> _WORK TO BE COMPLETED_: Transcribe each line of the records below exactly, excluding any embedded images.

> _TASK INPUTS_:
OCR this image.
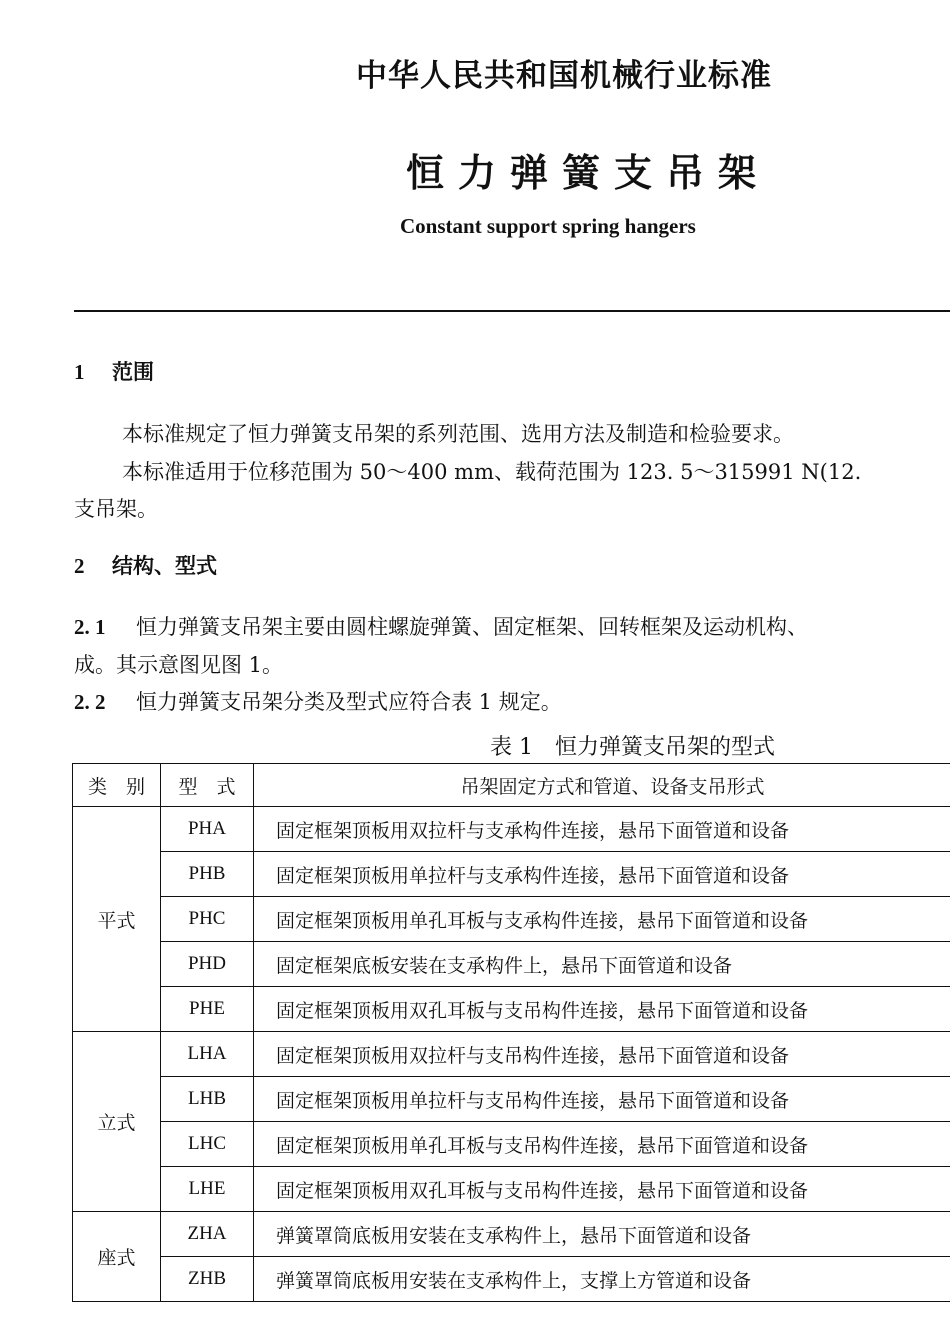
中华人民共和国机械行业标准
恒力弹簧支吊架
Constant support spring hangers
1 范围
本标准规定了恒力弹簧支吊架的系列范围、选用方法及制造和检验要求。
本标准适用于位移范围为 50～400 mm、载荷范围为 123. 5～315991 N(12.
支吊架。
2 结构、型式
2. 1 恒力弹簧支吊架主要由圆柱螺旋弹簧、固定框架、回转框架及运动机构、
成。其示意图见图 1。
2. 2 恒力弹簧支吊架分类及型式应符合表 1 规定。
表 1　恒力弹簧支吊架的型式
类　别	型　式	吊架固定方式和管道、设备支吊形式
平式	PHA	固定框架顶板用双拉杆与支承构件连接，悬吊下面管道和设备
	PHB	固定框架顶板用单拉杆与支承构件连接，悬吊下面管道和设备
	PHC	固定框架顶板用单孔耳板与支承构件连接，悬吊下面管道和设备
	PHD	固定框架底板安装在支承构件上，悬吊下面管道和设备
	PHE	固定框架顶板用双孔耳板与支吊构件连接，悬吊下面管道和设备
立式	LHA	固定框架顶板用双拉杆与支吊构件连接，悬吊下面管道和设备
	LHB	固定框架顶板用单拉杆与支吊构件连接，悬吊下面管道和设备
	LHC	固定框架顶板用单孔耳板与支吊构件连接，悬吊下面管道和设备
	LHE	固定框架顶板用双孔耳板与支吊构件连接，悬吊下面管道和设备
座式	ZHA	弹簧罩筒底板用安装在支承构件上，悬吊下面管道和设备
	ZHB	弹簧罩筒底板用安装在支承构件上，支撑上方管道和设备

> _ANSWER IN FULL_:
OCR this image.
中华人民共和国机械行业标准
恒力弹簧支吊架
Constant support spring hangers
1 范围
本标准规定了恒力弹簧支吊架的系列范围、选用方法及制造和检验要求。
本标准适用于位移范围为 50～400 mm、载荷范围为 123. 5～315991 N(12.
支吊架。
2 结构、型式
2. 1 恒力弹簧支吊架主要由圆柱螺旋弹簧、固定框架、回转框架及运动机构、
成。其示意图见图 1。
2. 2 恒力弹簧支吊架分类及型式应符合表 1 规定。
表 1　恒力弹簧支吊架的型式
类　别	型　式	吊架固定方式和管道、设备支吊形式
平式	PHA	固定框架顶板用双拉杆与支承构件连接，悬吊下面管道和设备
	PHB	固定框架顶板用单拉杆与支承构件连接，悬吊下面管道和设备
	PHC	固定框架顶板用单孔耳板与支承构件连接，悬吊下面管道和设备
	PHD	固定框架底板安装在支承构件上，悬吊下面管道和设备
	PHE	固定框架顶板用双孔耳板与支吊构件连接，悬吊下面管道和设备
立式	LHA	固定框架顶板用双拉杆与支吊构件连接，悬吊下面管道和设备
	LHB	固定框架顶板用单拉杆与支吊构件连接，悬吊下面管道和设备
	LHC	固定框架顶板用单孔耳板与支吊构件连接，悬吊下面管道和设备
	LHE	固定框架顶板用双孔耳板与支吊构件连接，悬吊下面管道和设备
座式	ZHA	弹簧罩筒底板用安装在支承构件上，悬吊下面管道和设备
	ZHB	弹簧罩筒底板用安装在支承构件上，支撑上方管道和设备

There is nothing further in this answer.